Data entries
^^^^^^^^^^^^^^^^

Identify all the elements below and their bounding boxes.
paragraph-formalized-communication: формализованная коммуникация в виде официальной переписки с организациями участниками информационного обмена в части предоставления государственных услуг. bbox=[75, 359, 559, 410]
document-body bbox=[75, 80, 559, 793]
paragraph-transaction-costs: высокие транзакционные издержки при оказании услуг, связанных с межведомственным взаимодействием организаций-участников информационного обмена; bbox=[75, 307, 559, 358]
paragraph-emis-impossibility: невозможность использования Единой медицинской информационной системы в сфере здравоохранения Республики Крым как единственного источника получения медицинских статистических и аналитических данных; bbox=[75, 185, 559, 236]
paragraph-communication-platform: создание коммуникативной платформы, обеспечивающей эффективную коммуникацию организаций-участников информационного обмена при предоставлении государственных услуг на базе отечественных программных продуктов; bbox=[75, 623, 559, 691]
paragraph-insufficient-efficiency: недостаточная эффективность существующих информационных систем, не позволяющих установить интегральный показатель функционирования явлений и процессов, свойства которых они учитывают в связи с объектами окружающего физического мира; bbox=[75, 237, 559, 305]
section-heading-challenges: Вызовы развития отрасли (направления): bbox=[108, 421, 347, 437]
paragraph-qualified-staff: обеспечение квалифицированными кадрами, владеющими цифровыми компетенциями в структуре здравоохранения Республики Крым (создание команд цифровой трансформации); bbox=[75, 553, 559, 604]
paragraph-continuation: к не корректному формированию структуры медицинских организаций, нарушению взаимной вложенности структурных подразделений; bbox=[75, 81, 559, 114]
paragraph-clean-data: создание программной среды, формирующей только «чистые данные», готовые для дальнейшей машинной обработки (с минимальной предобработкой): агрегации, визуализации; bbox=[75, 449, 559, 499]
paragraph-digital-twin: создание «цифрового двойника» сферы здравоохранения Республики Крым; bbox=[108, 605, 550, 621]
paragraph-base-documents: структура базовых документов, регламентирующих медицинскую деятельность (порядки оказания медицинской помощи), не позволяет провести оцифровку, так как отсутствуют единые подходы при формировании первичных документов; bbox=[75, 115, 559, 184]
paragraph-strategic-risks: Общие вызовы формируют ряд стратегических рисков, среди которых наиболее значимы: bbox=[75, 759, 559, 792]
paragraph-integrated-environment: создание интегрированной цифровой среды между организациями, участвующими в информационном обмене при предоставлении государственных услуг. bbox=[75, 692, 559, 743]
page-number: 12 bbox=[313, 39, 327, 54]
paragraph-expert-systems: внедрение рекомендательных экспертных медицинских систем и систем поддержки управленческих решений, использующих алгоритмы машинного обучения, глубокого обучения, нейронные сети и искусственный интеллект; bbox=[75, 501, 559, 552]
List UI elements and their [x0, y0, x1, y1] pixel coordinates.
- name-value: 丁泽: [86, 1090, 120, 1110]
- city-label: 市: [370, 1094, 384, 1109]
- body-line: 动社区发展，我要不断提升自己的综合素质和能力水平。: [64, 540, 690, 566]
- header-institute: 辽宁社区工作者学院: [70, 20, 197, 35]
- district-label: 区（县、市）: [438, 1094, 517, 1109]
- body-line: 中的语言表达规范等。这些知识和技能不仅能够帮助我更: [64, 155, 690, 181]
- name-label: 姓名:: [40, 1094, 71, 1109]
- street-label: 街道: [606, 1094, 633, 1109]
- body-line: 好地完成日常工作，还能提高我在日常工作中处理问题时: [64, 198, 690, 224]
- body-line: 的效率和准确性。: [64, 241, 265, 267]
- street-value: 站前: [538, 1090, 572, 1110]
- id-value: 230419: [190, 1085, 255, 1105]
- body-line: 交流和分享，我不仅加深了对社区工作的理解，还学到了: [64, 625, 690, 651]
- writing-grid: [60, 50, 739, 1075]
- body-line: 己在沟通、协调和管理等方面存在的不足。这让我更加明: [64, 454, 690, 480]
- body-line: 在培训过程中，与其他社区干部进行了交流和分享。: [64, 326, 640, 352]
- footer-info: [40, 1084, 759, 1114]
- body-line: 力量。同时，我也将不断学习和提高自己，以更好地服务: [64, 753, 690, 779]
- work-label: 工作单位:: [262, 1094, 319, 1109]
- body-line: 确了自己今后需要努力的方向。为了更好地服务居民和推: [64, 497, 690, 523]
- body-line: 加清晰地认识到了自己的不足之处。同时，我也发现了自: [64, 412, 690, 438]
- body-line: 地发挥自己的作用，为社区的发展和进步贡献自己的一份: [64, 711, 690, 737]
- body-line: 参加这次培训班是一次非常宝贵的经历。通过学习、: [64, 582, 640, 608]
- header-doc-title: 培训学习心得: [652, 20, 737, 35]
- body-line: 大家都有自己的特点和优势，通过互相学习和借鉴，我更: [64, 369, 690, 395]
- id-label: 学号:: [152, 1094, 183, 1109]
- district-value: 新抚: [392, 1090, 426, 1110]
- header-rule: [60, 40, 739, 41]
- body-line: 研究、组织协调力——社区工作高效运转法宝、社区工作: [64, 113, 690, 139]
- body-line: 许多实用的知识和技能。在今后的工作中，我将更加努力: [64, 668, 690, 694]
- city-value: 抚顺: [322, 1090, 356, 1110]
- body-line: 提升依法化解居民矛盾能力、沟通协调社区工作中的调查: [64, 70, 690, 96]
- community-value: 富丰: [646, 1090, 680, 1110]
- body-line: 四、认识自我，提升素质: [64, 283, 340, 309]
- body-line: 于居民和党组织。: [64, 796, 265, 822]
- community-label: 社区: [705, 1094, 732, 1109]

^^^^^^^^^^^^^^^^

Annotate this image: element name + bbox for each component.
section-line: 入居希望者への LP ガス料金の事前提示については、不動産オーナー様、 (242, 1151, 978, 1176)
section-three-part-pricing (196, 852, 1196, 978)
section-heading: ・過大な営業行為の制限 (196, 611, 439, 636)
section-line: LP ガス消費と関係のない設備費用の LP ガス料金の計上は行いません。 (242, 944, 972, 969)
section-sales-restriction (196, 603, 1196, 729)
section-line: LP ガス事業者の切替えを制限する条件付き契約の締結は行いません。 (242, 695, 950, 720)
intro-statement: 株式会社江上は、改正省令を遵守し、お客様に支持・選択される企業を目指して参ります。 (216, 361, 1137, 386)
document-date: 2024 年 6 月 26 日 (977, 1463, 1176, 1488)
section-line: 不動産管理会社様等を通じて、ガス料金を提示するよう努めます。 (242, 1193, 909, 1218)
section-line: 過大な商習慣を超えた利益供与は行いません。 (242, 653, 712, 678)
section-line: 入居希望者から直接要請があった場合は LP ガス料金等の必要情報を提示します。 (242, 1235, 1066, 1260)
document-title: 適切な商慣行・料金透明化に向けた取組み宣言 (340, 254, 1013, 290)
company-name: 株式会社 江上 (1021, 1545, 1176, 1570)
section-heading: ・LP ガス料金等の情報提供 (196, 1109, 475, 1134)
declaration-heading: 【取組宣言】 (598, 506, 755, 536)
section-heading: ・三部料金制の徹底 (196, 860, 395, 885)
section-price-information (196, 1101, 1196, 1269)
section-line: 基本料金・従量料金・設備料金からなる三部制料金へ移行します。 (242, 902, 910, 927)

^^^^^^^^^^^^^^^^

- EXERCISE DETAILS
Reproduce the lines verbatim, starting from the line that contains "Identify all the" and running up to and including the line that contains "paragraph-communication-platform: создание коммуникативной".

- TASK SOLUTION
Identify all the elements below and their bounding boxes.
paragraph-formalized-communication: формализованная коммуникация в виде официальной переписки с организациями участниками информационного обмена в части предоставления государственных услуг. bbox=[75, 359, 559, 410]
document-body bbox=[75, 80, 559, 793]
paragraph-transaction-costs: высокие транзакционные издержки при оказании услуг, связанных с межведомственным взаимодействием организаций-участников информационного обмена; bbox=[75, 307, 559, 358]
paragraph-emis-impossibility: невозможность использования Единой медицинской информационной системы в сфере здравоохранения Республики Крым как единственного источника получения медицинских статистических и аналитических данных; bbox=[75, 185, 559, 236]
paragraph-communication-platform: создание коммуникативной платформы, обеспечивающей эффективную коммуникацию организаций-участников информационного обмена при предоставлении государственных услуг на базе отечественных программных продуктов; bbox=[75, 623, 559, 691]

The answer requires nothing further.